◆ WHAT NEEDS TO BE DONE ◆
Your answer must be the full set of records, repeated exactly.

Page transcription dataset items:
※ ※ ※
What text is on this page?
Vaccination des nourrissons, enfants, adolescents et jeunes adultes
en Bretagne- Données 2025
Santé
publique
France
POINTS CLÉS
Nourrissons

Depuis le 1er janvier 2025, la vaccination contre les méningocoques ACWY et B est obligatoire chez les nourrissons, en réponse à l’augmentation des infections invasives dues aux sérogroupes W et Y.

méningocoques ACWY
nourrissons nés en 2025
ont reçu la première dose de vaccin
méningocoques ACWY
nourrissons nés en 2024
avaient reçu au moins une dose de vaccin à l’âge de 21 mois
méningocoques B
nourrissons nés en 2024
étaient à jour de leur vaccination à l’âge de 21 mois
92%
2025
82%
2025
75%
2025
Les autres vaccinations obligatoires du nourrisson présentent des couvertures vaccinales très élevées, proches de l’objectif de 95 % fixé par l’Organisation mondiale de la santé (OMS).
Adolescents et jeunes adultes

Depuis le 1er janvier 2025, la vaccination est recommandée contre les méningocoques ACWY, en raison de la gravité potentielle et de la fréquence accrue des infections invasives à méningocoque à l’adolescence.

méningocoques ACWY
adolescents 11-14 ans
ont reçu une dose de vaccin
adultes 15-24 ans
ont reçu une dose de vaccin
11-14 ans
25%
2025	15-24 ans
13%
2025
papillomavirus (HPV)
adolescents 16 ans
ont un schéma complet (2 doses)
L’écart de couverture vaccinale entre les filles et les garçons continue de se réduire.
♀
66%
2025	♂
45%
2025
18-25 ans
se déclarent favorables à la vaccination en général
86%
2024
※ ※ ※
◆ ANSWER BOX ◆
What text is on this page?
Vaccination des nourrissons, enfants, adolescents et jeunes adultes
en Bretagne- Données 2025
Santé
publique
France
POINTS CLÉS
Nourrissons

Depuis le 1er janvier 2025, la vaccination contre les méningocoques ACWY et B est obligatoire chez les nourrissons, en réponse à l’augmentation des infections invasives dues aux sérogroupes W et Y.

méningocoques ACWY
nourrissons nés en 2025
ont reçu la première dose de vaccin
méningocoques ACWY
nourrissons nés en 2024
avaient reçu au moins une dose de vaccin à l’âge de 21 mois
méningocoques B
nourrissons nés en 2024
étaient à jour de leur vaccination à l’âge de 21 mois
92%
2025
82%
2025
75%
2025
Les autres vaccinations obligatoires du nourrisson présentent des couvertures vaccinales très élevées, proches de l’objectif de 95 % fixé par l’Organisation mondiale de la santé (OMS).
Adolescents et jeunes adultes

Depuis le 1er janvier 2025, la vaccination est recommandée contre les méningocoques ACWY, en raison de la gravité potentielle et de la fréquence accrue des infections invasives à méningocoque à l’adolescence.

méningocoques ACWY
adolescents 11-14 ans
ont reçu une dose de vaccin
adultes 15-24 ans
ont reçu une dose de vaccin
11-14 ans
25%
2025	15-24 ans
13%
2025
papillomavirus (HPV)
adolescents 16 ans
ont un schéma complet (2 doses)
L’écart de couverture vaccinale entre les filles et les garçons continue de se réduire.
♀
66%
2025	♂
45%
2025
18-25 ans
se déclarent favorables à la vaccination en général
86%
2024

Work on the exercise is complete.